[BEGIN]

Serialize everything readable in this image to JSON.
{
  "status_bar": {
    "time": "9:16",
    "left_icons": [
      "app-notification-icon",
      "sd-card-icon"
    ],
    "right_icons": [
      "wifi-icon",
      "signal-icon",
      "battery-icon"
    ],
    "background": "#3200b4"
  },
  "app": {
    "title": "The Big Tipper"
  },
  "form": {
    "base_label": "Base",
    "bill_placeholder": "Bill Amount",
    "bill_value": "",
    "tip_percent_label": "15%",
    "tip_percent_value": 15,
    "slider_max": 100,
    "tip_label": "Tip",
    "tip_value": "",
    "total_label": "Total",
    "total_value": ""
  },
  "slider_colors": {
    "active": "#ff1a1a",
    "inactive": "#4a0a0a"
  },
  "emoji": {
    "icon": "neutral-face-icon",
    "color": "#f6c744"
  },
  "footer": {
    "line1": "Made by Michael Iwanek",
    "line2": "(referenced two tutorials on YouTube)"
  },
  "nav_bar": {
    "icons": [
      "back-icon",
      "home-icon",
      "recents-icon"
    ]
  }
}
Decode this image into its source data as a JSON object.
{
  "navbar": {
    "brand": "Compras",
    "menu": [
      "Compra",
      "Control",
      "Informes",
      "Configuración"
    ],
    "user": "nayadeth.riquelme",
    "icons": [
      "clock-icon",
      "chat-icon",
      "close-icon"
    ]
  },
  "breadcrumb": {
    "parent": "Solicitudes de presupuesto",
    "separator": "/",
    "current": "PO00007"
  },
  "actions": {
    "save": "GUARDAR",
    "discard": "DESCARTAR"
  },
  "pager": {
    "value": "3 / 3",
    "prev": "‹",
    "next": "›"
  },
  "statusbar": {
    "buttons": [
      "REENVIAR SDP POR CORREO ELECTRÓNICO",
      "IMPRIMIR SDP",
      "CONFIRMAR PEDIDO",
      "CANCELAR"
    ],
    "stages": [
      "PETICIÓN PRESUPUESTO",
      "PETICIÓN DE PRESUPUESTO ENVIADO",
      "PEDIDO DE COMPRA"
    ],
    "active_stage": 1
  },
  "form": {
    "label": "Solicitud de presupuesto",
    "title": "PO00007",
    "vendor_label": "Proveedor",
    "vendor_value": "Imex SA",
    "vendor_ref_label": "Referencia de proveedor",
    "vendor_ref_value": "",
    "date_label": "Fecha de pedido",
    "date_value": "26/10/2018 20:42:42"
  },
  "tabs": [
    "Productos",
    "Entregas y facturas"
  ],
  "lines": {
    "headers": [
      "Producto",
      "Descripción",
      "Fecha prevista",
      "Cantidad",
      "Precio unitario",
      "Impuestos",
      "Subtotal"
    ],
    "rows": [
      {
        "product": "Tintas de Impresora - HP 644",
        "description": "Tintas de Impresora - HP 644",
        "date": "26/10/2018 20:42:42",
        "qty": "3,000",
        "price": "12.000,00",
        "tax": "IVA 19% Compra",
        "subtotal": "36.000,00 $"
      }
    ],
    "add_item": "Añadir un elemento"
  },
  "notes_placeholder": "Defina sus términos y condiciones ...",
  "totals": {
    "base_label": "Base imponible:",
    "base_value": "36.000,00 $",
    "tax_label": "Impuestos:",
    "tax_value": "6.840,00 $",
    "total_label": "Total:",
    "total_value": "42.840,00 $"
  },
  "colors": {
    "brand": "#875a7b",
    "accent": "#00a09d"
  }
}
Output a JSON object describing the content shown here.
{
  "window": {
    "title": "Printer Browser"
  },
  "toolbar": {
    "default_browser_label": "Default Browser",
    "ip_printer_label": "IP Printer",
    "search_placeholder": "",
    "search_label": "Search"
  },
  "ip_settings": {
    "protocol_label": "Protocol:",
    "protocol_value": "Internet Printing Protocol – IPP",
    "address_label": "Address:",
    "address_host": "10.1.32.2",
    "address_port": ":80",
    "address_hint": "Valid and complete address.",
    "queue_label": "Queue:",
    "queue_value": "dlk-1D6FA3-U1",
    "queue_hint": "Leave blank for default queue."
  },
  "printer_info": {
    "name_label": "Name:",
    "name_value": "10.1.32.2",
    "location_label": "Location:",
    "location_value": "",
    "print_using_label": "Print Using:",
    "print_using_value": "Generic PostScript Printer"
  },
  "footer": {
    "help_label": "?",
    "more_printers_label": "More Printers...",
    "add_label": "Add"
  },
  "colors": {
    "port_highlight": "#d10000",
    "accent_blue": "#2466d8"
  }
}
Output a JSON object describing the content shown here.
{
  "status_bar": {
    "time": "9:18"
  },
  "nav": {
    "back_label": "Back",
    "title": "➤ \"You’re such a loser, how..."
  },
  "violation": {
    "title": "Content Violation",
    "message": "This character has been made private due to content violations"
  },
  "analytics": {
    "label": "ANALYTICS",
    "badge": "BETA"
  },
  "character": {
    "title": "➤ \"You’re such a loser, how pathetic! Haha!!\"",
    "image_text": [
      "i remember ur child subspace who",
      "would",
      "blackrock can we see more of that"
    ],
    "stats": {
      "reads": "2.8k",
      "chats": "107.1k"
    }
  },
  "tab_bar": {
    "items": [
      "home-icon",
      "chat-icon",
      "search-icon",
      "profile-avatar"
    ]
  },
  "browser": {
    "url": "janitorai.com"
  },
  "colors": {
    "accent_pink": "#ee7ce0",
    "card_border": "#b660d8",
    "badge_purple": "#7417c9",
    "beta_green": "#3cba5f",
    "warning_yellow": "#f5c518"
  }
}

[END]

Copy each record from above without leaving any out.

SOLUTION TO THE EXERCISE:
Serialize everything readable in this image to JSON.
{
  "status_bar": {
    "time": "9:16",
    "left_icons": [
      "app-notification-icon",
      "sd-card-icon"
    ],
    "right_icons": [
      "wifi-icon",
      "signal-icon",
      "battery-icon"
    ],
    "background": "#3200b4"
  },
  "app": {
    "title": "The Big Tipper"
  },
  "form": {
    "base_label": "Base",
    "bill_placeholder": "Bill Amount",
    "bill_value": "",
    "tip_percent_label": "15%",
    "tip_percent_value": 15,
    "slider_max": 100,
    "tip_label": "Tip",
    "tip_value": "",
    "total_label": "Total",
    "total_value": ""
  },
  "slider_colors": {
    "active": "#ff1a1a",
    "inactive": "#4a0a0a"
  },
  "emoji": {
    "icon": "neutral-face-icon",
    "color": "#f6c744"
  },
  "footer": {
    "line1": "Made by Michael Iwanek",
    "line2": "(referenced two tutorials on YouTube)"
  },
  "nav_bar": {
    "icons": [
      "back-icon",
      "home-icon",
      "recents-icon"
    ]
  }
}
Decode this image into its source data as a JSON object.
{
  "navbar": {
    "brand": "Compras",
    "menu": [
      "Compra",
      "Control",
      "Informes",
      "Configuración"
    ],
    "user": "nayadeth.riquelme",
    "icons": [
      "clock-icon",
      "chat-icon",
      "close-icon"
    ]
  },
  "breadcrumb": {
    "parent": "Solicitudes de presupuesto",
    "separator": "/",
    "current": "PO00007"
  },
  "actions": {
    "save": "GUARDAR",
    "discard": "DESCARTAR"
  },
  "pager": {
    "value": "3 / 3",
    "prev": "‹",
    "next": "›"
  },
  "statusbar": {
    "buttons": [
      "REENVIAR SDP POR CORREO ELECTRÓNICO",
      "IMPRIMIR SDP",
      "CONFIRMAR PEDIDO",
      "CANCELAR"
    ],
    "stages": [
      "PETICIÓN PRESUPUESTO",
      "PETICIÓN DE PRESUPUESTO ENVIADO",
      "PEDIDO DE COMPRA"
    ],
    "active_stage": 1
  },
  "form": {
    "label": "Solicitud de presupuesto",
    "title": "PO00007",
    "vendor_label": "Proveedor",
    "vendor_value": "Imex SA",
    "vendor_ref_label": "Referencia de proveedor",
    "vendor_ref_value": "",
    "date_label": "Fecha de pedido",
    "date_value": "26/10/2018 20:42:42"
  },
  "tabs": [
    "Productos",
    "Entregas y facturas"
  ],
  "lines": {
    "headers": [
      "Producto",
      "Descripción",
      "Fecha prevista",
      "Cantidad",
      "Precio unitario",
      "Impuestos",
      "Subtotal"
    ],
    "rows": [
      {
        "product": "Tintas de Impresora - HP 644",
        "description": "Tintas de Impresora - HP 644",
        "date": "26/10/2018 20:42:42",
        "qty": "3,000",
        "price": "12.000,00",
        "tax": "IVA 19% Compra",
        "subtotal": "36.000,00 $"
      }
    ],
    "add_item": "Añadir un elemento"
  },
  "notes_placeholder": "Defina sus términos y condiciones ...",
  "totals": {
    "base_label": "Base imponible:",
    "base_value": "36.000,00 $",
    "tax_label": "Impuestos:",
    "tax_value": "6.840,00 $",
    "total_label": "Total:",
    "total_value": "42.840,00 $"
  },
  "colors": {
    "brand": "#875a7b",
    "accent": "#00a09d"
  }
}
Output a JSON object describing the content shown here.
{
  "window": {
    "title": "Printer Browser"
  },
  "toolbar": {
    "default_browser_label": "Default Browser",
    "ip_printer_label": "IP Printer",
    "search_placeholder": "",
    "search_label": "Search"
  },
  "ip_settings": {
    "protocol_label": "Protocol:",
    "protocol_value": "Internet Printing Protocol – IPP",
    "address_label": "Address:",
    "address_host": "10.1.32.2",
    "address_port": ":80",
    "address_hint": "Valid and complete address.",
    "queue_label": "Queue:",
    "queue_value": "dlk-1D6FA3-U1",
    "queue_hint": "Leave blank for default queue."
  },
  "printer_info": {
    "name_label": "Name:",
    "name_value": "10.1.32.2",
    "location_label": "Location:",
    "location_value": "",
    "print_using_label": "Print Using:",
    "print_using_value": "Generic PostScript Printer"
  },
  "footer": {
    "help_label": "?",
    "more_printers_label": "More Printers...",
    "add_label": "Add"
  },
  "colors": {
    "port_highlight": "#d10000",
    "accent_blue": "#2466d8"
  }
}
Output a JSON object describing the content shown here.
{
  "status_bar": {
    "time": "9:18"
  },
  "nav": {
    "back_label": "Back",
    "title": "➤ \"You’re such a loser, how..."
  },
  "violation": {
    "title": "Content Violation",
    "message": "This character has been made private due to content violations"
  },
  "analytics": {
    "label": "ANALYTICS",
    "badge": "BETA"
  },
  "character": {
    "title": "➤ \"You’re such a loser, how pathetic! Haha!!\"",
    "image_text": [
      "i remember ur child subspace who",
      "would",
      "blackrock can we see more of that"
    ],
    "stats": {
      "reads": "2.8k",
      "chats": "107.1k"
    }
  },
  "tab_bar": {
    "items": [
      "home-icon",
      "chat-icon",
      "search-icon",
      "profile-avatar"
    ]
  },
  "browser": {
    "url": "janitorai.com"
  },
  "colors": {
    "accent_pink": "#ee7ce0",
    "card_border": "#b660d8",
    "badge_purple": "#7417c9",
    "beta_green": "#3cba5f",
    "warning_yellow": "#f5c518"
  }
}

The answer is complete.